Start of THE INPUT

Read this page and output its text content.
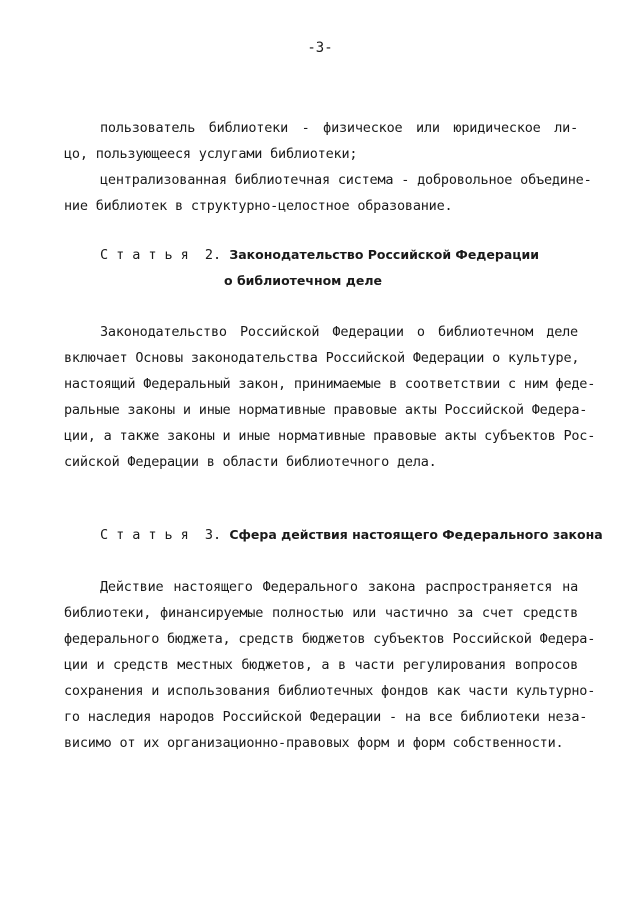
-3-
пользователь библиотеки - физическое или юридическое ли-
цо, пользующееся услугами библиотеки;
централизованная библиотечная система - добровольное объедине-
ние библиотек в структурно-целостное образование.
Статья 2. Законодательство Российской Федерации
о библиотечном деле
Законодательство Российской Федерации о библиотечном деле
включает Основы законодательства Российской Федерации о культуре,
настоящий Федеральный закон, принимаемые в соответствии с ним феде-
ральные законы и иные нормативные правовые акты Российской Федера-
ции, а также законы и иные нормативные правовые акты субъектов Рос-
сийской Федерации в области библиотечного дела.
Статья 3. Сфера действия настоящего Федерального закона
Действие настоящего Федерального закона распространяется на
библиотеки, финансируемые полностью или частично за счет средств
федерального бюджета, средств бюджетов субъектов Российской Федера-
ции и средств местных бюджетов, а в части регулирования вопросов
сохранения и использования библиотечных фондов как части культурно-
го наследия народов Российской Федерации - на все библиотеки неза-
висимо от их организационно-правовых форм и форм собственности.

End of THE INPUT

DIRECTION: Repeat each entry exactly. Pictures do not belong in the copy.

SOLVED EXERCISE:
Read this page and output its text content.
-3-
пользователь библиотеки - физическое или юридическое ли-
цо, пользующееся услугами библиотеки;
централизованная библиотечная система - добровольное объедине-
ние библиотек в структурно-целостное образование.
Статья 2. Законодательство Российской Федерации
о библиотечном деле
Законодательство Российской Федерации о библиотечном деле
включает Основы законодательства Российской Федерации о культуре,
настоящий Федеральный закон, принимаемые в соответствии с ним феде-
ральные законы и иные нормативные правовые акты Российской Федера-
ции, а также законы и иные нормативные правовые акты субъектов Рос-
сийской Федерации в области библиотечного дела.
Статья 3. Сфера действия настоящего Федерального закона
Действие настоящего Федерального закона распространяется на
библиотеки, финансируемые полностью или частично за счет средств
федерального бюджета, средств бюджетов субъектов Российской Федера-
ции и средств местных бюджетов, а в части регулирования вопросов
сохранения и использования библиотечных фондов как части культурно-
го наследия народов Российской Федерации - на все библиотеки неза-
висимо от их организационно-правовых форм и форм собственности.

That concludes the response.